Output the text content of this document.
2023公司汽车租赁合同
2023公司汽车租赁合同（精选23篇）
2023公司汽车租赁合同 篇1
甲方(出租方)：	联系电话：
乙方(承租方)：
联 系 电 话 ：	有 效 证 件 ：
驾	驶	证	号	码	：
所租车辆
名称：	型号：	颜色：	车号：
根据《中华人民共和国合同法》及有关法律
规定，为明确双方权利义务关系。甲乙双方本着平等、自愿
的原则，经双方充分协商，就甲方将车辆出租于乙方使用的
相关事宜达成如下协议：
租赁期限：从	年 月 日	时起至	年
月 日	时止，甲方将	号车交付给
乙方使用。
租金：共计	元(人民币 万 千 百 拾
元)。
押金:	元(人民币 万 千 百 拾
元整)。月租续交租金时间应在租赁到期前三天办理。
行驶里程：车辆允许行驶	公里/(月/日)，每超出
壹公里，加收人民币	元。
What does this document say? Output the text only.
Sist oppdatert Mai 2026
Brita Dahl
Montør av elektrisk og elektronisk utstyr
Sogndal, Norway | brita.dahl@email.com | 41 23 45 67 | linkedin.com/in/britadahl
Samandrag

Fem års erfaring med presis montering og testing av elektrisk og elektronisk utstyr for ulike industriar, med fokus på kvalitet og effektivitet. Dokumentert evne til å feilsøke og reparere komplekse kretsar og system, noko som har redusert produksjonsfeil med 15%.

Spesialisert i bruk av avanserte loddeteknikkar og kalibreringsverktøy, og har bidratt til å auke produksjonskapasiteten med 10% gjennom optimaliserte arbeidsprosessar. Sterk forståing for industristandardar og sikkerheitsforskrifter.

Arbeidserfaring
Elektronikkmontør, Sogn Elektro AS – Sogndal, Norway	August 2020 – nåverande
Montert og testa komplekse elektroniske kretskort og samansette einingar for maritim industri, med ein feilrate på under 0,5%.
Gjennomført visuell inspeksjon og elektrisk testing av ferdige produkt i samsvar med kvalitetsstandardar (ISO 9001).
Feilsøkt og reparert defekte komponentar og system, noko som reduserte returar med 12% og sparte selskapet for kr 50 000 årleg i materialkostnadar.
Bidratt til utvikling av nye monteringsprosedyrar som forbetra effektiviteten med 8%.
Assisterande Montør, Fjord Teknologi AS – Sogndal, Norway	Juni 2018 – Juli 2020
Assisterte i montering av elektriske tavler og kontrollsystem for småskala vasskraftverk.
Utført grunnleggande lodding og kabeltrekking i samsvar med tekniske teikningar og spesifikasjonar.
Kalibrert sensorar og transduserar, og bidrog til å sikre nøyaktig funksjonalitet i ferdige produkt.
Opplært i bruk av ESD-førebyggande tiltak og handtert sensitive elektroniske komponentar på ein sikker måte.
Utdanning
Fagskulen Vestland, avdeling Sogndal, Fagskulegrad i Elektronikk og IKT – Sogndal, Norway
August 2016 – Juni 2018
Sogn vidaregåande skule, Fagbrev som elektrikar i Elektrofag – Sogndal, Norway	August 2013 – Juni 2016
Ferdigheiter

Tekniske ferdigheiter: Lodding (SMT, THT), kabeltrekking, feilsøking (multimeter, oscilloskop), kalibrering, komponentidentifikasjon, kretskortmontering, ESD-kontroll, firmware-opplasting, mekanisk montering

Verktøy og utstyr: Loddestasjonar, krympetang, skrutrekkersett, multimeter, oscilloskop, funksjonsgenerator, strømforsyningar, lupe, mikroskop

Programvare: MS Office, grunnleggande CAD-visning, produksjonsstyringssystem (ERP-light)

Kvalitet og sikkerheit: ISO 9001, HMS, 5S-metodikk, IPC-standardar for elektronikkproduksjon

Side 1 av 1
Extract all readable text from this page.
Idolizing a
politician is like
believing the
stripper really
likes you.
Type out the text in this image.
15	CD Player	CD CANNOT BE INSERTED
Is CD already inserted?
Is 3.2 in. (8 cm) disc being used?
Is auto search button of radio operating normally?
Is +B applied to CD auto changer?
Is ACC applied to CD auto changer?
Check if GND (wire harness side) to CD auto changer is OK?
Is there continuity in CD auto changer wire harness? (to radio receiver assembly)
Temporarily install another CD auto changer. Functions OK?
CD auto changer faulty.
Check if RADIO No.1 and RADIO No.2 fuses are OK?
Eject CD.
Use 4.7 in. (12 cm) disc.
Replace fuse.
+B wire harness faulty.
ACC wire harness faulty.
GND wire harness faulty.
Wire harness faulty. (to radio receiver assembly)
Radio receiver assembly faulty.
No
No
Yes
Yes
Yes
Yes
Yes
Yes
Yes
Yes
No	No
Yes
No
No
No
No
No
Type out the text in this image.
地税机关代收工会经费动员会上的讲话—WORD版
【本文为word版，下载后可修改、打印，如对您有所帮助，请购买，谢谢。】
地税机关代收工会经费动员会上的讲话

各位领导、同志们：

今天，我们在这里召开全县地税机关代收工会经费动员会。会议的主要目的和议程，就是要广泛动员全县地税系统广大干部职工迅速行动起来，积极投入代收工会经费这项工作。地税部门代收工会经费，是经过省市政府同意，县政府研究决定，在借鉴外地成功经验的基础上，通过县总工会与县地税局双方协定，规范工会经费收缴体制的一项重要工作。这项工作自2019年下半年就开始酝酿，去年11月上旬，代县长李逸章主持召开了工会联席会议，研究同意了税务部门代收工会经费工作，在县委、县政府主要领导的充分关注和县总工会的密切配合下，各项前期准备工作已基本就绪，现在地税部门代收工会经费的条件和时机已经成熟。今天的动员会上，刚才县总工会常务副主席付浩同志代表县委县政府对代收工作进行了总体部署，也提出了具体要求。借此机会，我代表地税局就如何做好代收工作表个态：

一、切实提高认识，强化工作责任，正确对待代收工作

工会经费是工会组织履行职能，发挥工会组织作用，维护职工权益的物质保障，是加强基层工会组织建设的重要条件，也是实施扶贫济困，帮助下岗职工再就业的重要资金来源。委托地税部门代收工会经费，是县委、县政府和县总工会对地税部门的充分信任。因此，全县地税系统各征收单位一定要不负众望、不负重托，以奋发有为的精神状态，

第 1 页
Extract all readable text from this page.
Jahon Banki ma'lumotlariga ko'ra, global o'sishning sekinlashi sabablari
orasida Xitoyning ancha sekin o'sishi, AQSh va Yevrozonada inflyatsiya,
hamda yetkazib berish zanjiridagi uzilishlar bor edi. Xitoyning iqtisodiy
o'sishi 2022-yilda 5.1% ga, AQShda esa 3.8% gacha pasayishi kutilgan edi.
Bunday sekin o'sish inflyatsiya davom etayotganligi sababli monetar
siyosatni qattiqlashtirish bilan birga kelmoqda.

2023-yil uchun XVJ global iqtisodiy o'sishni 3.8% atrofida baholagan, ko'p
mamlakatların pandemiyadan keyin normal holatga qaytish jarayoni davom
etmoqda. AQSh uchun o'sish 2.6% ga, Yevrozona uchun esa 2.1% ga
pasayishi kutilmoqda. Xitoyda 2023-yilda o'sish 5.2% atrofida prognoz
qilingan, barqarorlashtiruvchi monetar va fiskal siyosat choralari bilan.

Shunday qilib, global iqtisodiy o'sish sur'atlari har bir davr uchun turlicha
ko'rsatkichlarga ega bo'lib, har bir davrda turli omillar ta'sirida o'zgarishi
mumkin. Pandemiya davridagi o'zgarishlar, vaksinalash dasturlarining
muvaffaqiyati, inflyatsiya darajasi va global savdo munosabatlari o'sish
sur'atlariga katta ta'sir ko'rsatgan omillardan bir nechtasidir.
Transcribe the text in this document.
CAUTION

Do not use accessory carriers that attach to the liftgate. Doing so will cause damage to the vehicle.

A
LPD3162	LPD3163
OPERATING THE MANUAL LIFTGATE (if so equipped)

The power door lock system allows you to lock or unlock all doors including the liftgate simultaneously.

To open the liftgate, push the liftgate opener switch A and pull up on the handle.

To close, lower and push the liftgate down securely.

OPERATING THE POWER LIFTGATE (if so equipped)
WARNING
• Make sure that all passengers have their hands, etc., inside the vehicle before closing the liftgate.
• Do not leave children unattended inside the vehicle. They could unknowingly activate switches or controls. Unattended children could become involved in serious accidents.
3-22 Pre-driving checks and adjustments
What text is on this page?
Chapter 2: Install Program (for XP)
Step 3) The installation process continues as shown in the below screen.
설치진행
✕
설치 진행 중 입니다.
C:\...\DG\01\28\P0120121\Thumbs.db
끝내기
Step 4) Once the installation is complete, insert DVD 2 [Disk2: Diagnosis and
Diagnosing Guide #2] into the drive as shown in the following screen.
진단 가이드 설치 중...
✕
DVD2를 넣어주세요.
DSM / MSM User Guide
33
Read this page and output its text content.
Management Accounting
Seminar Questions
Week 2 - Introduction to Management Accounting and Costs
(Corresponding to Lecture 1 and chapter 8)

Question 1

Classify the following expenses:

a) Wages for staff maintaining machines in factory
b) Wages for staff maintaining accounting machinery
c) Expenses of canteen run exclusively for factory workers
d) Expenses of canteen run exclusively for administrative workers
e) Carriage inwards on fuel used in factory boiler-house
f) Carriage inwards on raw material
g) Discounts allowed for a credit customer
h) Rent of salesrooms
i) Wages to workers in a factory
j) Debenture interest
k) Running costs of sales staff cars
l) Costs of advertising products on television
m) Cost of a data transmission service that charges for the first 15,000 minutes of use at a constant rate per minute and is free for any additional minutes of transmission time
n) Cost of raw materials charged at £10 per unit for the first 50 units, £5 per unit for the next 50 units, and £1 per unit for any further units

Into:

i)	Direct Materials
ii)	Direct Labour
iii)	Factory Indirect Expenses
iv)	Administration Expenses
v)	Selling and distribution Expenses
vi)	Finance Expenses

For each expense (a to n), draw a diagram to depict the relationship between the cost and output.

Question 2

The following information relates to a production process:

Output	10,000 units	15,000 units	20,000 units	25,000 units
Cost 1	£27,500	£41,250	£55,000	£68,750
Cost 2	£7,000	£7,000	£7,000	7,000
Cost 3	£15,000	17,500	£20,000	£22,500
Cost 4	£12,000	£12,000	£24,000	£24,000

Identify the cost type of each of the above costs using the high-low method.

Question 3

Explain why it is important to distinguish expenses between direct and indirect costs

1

------

* _Written task_:
Using the records above, gather all lines where the string "ferdige" is present.

* _Task answer_:
Gjennomført visuell inspeksjon og elektrisk testing av ferdige produkt i samsvar med kvalitetsstandardar (ISO 9001).
Kalibrert sensorar og transduserar, og bidrog til å sikre nøyaktig funksjonalitet i ferdige produkt.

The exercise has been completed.